■ What the exercise asks: Tally the lines that contain the string "image" and state that total without comment.

[Data entries for graphics]

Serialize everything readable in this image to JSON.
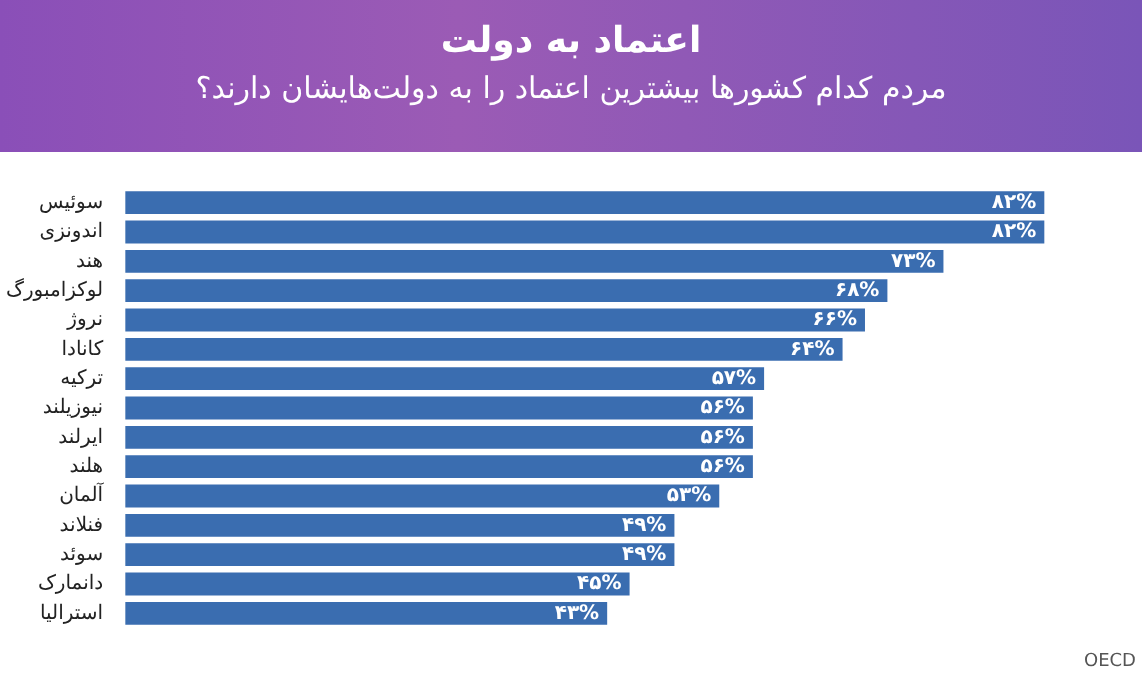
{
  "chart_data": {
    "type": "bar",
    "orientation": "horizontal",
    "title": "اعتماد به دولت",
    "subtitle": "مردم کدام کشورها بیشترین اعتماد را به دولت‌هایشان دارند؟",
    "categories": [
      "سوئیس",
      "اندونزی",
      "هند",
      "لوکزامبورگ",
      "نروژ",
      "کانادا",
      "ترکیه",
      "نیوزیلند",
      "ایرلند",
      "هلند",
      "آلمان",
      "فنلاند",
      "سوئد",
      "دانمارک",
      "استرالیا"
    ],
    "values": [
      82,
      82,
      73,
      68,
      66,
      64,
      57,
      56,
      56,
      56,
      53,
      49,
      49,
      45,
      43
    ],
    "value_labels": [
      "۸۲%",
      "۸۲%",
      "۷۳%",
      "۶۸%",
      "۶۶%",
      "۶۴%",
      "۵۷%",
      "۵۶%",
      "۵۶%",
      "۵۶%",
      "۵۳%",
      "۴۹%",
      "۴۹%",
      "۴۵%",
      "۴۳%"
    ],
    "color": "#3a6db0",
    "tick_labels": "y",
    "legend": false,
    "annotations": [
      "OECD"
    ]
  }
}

* * *

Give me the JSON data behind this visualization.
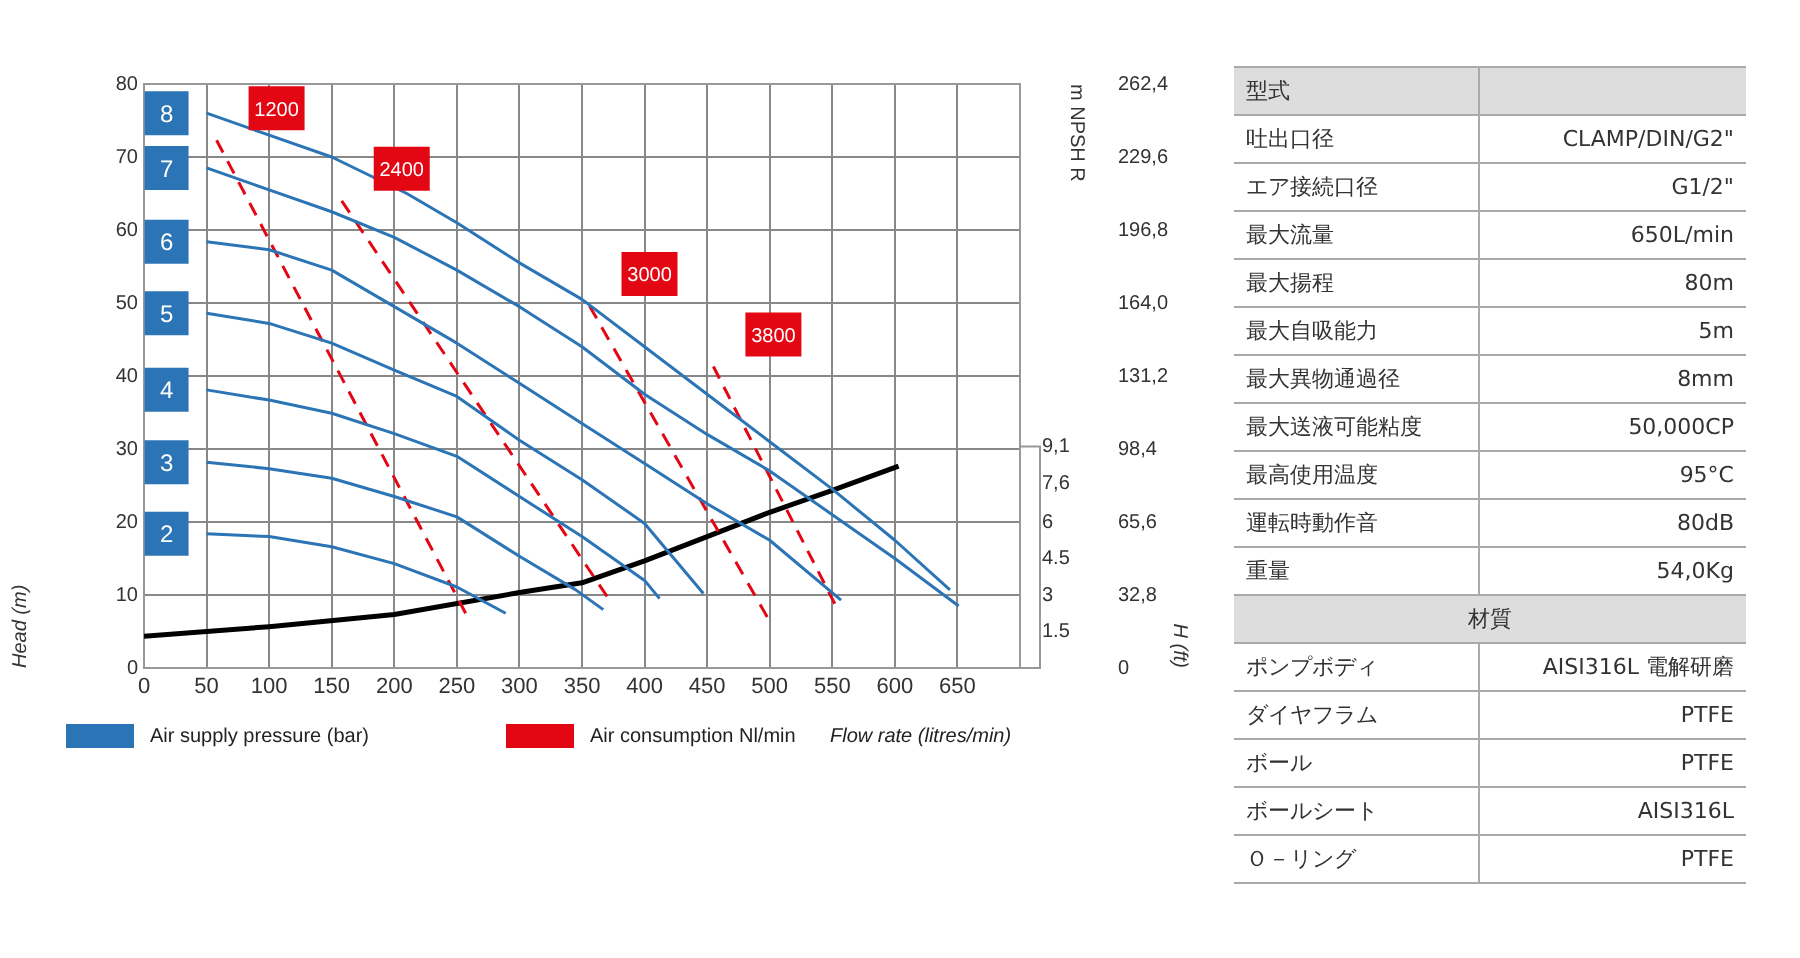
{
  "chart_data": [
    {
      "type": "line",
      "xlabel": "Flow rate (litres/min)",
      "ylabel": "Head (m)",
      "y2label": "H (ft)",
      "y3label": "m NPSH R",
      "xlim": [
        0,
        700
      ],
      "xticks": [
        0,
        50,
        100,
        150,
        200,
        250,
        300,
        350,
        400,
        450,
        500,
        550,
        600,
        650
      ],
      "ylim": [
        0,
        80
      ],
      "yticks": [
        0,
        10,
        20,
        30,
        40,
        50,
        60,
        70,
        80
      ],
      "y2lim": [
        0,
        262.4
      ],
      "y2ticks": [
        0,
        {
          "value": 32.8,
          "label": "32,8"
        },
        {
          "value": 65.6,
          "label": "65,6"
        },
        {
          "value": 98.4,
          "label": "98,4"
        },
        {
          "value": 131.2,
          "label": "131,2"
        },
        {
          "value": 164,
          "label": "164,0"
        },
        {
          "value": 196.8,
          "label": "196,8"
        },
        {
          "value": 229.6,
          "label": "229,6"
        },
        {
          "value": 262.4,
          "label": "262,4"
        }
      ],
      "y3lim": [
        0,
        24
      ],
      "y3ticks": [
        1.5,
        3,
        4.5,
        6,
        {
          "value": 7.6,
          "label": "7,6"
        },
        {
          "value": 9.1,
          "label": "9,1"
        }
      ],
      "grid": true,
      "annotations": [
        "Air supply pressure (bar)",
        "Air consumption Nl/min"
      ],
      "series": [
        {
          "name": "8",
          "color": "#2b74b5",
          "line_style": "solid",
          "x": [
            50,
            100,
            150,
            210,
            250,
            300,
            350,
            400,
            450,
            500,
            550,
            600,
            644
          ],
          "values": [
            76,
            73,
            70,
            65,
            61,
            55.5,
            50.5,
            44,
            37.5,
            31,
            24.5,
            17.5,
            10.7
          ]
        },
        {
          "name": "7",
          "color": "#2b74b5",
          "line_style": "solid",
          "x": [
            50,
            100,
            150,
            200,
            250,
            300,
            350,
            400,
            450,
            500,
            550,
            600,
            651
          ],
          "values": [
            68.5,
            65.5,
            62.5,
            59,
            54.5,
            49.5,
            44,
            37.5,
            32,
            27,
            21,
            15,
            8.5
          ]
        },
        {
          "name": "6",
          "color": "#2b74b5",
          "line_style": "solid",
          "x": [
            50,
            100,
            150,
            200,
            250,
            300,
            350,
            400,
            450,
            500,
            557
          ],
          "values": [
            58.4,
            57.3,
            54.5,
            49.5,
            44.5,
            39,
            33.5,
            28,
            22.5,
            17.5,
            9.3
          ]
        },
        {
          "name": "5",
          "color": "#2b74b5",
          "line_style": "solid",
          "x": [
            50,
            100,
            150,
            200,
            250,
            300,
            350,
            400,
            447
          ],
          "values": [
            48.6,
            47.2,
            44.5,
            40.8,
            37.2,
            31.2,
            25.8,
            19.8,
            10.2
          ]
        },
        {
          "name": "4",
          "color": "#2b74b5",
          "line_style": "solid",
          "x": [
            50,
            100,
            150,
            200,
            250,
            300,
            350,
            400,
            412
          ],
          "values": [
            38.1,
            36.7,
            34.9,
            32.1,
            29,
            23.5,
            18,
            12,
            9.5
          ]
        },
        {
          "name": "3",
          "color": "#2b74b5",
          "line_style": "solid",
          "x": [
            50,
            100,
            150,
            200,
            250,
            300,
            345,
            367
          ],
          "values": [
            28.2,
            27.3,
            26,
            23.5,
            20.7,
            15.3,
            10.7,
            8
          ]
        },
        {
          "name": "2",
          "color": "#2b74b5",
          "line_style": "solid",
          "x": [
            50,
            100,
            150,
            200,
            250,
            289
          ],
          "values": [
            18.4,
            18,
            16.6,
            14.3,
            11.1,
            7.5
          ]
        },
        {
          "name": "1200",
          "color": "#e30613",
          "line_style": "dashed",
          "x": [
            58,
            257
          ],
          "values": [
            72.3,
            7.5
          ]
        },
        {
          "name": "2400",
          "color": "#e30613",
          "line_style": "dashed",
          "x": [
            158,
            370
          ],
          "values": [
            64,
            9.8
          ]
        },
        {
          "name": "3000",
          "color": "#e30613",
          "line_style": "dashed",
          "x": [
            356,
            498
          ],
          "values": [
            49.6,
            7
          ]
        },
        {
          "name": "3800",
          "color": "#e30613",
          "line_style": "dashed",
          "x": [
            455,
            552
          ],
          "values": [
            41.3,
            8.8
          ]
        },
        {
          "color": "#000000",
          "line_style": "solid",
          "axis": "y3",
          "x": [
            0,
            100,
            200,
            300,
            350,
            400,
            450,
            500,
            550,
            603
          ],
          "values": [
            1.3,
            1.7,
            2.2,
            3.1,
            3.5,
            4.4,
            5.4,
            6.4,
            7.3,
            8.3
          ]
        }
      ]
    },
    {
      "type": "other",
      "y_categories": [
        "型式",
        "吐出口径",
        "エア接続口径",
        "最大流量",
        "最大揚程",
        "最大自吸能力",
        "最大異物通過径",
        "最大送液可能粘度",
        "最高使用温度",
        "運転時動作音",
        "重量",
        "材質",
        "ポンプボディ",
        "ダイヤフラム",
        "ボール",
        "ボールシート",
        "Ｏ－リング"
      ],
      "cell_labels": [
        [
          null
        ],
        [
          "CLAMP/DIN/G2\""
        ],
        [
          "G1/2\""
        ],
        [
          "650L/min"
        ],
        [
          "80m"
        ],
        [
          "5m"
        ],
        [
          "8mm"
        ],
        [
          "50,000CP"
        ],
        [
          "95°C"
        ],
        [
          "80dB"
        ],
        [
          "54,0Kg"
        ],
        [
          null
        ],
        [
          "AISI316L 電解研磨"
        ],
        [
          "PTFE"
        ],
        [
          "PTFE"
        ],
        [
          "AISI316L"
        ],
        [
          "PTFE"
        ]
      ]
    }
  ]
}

--

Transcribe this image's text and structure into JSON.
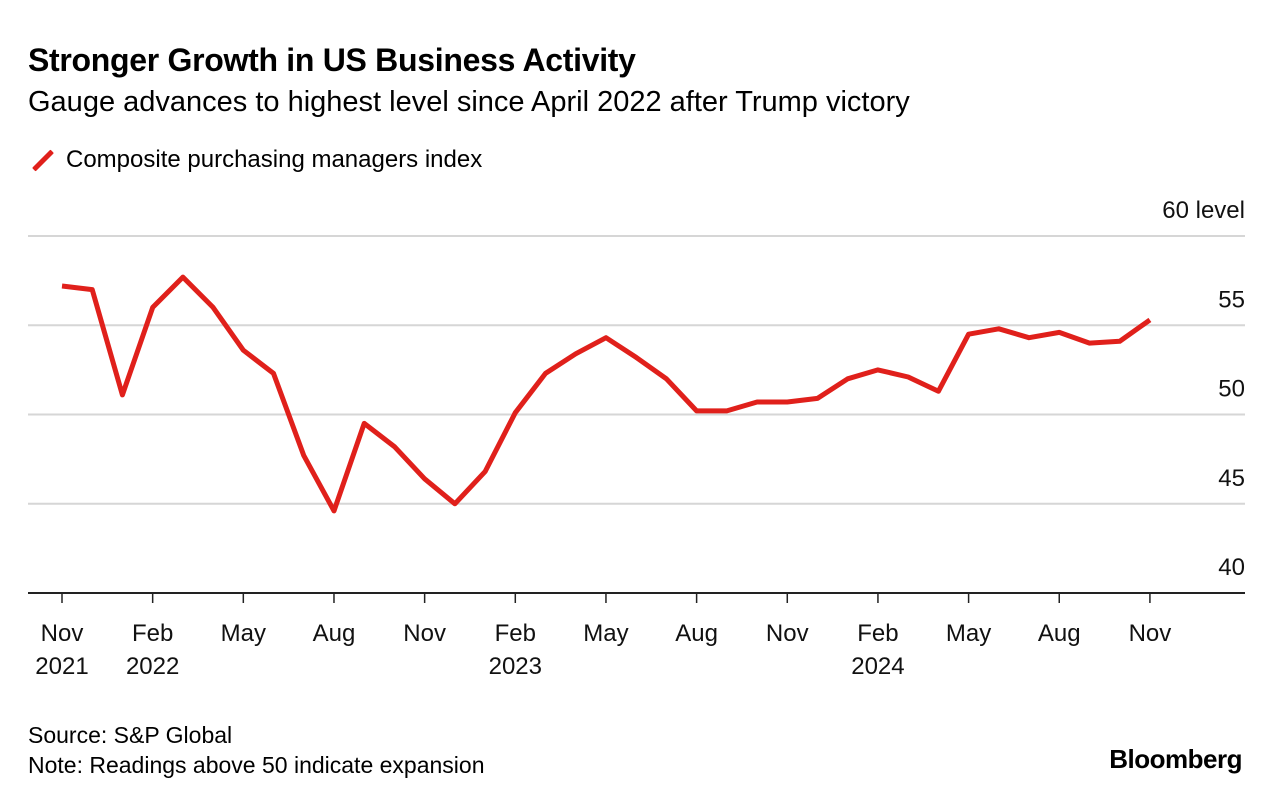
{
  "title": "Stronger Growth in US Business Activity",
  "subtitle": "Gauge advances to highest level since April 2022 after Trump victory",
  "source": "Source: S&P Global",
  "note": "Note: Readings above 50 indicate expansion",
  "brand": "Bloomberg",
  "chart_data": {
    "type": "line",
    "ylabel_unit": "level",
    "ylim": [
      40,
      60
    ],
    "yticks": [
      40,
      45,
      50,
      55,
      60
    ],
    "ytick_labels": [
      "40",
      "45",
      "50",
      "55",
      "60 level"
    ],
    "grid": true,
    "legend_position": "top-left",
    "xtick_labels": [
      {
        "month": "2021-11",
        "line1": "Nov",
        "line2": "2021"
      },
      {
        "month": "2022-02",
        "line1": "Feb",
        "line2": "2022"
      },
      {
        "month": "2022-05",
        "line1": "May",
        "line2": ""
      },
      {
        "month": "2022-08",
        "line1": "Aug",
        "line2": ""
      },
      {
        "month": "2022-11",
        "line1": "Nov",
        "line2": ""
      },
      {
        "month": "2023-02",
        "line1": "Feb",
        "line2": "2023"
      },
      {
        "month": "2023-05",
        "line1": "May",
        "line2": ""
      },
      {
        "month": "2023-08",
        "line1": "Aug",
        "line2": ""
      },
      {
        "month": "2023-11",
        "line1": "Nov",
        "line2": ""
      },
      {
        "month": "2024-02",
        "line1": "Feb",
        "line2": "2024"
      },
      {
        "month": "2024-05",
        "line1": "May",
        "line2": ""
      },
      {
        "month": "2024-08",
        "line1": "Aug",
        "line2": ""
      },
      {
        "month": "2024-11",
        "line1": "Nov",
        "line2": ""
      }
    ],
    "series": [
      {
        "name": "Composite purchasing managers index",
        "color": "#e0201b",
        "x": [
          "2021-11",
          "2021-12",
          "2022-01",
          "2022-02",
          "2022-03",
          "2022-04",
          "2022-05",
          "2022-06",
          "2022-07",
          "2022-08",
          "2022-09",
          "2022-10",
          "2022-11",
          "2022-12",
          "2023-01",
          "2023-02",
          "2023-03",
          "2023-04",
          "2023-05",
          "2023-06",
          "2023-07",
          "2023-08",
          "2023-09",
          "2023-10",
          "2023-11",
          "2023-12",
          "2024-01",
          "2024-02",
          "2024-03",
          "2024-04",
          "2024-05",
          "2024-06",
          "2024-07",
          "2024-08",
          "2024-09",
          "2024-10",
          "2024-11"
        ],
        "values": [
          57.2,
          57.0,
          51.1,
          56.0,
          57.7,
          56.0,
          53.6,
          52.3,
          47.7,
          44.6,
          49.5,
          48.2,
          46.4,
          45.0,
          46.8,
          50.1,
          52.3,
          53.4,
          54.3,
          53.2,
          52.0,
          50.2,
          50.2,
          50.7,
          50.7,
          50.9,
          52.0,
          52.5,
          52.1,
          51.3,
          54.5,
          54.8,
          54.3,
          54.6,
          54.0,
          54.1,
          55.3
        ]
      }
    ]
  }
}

■ Solution to this problem: 2